=== PROBLEM TO WORK ON ===
Go through the records and extract every line with the word "Mean".

Figure data in JSON:
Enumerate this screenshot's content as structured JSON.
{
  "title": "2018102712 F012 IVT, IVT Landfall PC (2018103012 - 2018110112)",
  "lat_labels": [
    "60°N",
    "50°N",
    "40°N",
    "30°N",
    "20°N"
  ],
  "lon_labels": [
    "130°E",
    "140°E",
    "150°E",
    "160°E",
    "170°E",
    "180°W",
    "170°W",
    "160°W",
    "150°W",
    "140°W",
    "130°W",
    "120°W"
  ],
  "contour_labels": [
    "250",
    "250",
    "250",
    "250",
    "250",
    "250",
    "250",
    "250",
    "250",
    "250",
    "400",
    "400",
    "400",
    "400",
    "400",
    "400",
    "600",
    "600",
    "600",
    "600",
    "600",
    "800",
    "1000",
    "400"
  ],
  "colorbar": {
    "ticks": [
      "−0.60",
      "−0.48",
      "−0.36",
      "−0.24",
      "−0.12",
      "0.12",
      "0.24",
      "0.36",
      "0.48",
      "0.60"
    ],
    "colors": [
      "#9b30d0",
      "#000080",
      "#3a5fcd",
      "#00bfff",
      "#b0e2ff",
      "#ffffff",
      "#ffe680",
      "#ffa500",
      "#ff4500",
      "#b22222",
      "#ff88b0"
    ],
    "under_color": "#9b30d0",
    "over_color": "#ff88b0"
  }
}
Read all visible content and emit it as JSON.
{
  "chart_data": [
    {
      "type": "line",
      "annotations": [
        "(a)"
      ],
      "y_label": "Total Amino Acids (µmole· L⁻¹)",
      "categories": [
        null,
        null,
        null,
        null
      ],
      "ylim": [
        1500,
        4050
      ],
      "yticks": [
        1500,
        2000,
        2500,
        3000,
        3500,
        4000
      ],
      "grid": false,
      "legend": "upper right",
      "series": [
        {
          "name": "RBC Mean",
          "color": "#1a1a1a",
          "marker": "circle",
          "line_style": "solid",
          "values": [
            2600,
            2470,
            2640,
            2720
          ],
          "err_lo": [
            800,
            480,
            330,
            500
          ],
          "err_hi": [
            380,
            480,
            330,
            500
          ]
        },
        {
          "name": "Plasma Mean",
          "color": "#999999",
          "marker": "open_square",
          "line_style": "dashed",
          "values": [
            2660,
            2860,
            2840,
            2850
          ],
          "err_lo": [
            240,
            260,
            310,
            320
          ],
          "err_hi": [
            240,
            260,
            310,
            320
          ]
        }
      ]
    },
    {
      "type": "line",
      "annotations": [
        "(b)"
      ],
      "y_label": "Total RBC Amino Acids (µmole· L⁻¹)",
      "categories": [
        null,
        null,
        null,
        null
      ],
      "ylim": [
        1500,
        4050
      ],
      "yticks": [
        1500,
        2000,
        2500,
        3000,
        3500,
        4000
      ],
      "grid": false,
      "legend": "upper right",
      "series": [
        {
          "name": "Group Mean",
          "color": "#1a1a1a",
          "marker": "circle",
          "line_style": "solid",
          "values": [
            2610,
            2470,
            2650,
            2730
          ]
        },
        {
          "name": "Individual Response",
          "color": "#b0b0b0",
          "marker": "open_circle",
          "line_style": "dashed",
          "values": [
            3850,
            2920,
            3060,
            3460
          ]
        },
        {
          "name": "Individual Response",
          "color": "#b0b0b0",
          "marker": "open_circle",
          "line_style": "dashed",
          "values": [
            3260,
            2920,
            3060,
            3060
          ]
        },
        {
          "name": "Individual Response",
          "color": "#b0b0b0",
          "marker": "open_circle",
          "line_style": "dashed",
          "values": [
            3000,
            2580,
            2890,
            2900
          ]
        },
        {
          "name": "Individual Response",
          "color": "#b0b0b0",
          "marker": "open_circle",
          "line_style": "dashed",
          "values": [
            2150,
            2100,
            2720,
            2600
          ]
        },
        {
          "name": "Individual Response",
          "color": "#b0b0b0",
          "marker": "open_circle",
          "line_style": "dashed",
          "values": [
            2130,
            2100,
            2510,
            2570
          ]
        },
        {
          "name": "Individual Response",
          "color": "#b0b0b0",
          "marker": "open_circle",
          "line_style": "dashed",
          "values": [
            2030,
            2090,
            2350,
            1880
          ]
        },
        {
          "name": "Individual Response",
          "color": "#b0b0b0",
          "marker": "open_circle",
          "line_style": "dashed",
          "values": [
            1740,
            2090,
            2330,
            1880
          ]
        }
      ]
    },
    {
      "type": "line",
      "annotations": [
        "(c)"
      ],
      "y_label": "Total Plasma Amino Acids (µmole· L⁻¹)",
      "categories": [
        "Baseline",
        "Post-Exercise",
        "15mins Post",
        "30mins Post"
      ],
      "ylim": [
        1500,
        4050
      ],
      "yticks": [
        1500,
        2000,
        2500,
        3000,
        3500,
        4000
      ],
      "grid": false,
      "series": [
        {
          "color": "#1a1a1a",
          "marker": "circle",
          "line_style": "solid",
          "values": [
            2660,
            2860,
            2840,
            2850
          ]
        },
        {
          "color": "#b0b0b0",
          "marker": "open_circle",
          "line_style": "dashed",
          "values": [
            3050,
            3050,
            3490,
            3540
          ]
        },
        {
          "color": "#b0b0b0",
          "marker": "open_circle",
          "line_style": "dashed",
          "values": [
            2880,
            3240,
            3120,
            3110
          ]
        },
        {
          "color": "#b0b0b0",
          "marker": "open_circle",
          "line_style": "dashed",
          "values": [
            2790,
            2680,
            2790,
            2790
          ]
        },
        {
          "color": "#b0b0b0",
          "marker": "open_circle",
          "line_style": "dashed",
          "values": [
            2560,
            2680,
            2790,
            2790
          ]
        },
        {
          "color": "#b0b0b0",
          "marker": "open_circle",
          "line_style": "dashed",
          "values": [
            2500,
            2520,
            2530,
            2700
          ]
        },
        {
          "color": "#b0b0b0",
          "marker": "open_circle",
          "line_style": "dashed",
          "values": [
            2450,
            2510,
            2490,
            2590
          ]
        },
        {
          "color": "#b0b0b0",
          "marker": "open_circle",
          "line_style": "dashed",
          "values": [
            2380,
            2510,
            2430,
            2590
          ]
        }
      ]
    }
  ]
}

=== WORKED SOLUTION ===
          "name": "RBC Mean",
          "name": "Plasma Mean",
          "name": "Group Mean",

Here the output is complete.